**WHAT IS REQUIRED:**
Below are the records; copy each line in them that holds the word "负荆请罪".

— begin DATA PROVIDED —

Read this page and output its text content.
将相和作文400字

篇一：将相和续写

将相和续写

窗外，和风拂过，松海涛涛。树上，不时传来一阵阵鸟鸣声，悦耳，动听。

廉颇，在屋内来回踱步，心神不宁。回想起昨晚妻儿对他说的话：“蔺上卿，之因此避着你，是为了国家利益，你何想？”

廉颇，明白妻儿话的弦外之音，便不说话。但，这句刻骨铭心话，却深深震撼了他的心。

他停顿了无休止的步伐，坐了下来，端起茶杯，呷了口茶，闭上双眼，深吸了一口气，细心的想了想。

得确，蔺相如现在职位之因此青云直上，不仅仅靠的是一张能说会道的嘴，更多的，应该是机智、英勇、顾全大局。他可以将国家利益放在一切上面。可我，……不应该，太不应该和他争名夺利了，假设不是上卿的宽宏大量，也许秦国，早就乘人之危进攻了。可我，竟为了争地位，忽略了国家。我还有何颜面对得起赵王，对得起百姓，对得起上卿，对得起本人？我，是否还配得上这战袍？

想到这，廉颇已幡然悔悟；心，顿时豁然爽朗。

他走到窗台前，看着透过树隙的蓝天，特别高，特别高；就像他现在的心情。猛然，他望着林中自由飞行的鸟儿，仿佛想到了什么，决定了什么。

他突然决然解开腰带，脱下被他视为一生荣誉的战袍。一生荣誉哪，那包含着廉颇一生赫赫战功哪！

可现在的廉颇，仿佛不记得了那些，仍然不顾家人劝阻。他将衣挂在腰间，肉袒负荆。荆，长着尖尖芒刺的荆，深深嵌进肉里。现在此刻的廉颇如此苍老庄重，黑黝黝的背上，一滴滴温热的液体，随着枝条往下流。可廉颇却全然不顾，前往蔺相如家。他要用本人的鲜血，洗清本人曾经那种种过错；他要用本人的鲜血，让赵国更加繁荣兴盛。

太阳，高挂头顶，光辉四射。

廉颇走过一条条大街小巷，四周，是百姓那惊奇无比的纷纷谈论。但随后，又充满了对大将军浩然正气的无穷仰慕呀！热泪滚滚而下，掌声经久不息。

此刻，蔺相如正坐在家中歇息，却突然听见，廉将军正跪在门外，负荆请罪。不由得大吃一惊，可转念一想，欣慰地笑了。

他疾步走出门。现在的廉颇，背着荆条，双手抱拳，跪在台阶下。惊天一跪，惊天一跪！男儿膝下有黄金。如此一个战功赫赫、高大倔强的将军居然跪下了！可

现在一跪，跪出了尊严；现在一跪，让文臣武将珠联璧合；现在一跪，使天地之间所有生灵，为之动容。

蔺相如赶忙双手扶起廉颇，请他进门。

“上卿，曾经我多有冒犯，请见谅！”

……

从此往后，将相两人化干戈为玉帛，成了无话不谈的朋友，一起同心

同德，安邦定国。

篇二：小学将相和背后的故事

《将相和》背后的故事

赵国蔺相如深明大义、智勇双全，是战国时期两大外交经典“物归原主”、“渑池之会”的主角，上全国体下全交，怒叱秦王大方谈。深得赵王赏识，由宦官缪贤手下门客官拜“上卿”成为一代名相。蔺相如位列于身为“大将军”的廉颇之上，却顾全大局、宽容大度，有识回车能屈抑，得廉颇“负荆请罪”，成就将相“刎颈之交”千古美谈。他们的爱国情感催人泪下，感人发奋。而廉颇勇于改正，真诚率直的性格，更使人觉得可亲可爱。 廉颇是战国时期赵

— end DATA PROVIDED —

**COMPLETED EXERCISE:**
此刻，蔺相如正坐在家中歇息，却突然听见，廉将军正跪在门外，负荆请罪。不由得大吃一惊，可转念一想，欣慰地笑了。
赵国蔺相如深明大义、智勇双全，是战国时期两大外交经典“物归原主”、“渑池之会”的主角，上全国体下全交，怒叱秦王大方谈。深得赵王赏识，由宦官缪贤手下门客官拜“上卿”成为一代名相。蔺相如位列于身为“大将军”的廉颇之上，却顾全大局、宽容大度，有识回车能屈抑，得廉颇“负荆请罪”，成就将相“刎颈之交”千古美谈。他们的爱国情感催人泪下，感人发奋。而廉颇勇于改正，真诚率直的性格，更使人觉得可亲可爱。 廉颇是战国时期赵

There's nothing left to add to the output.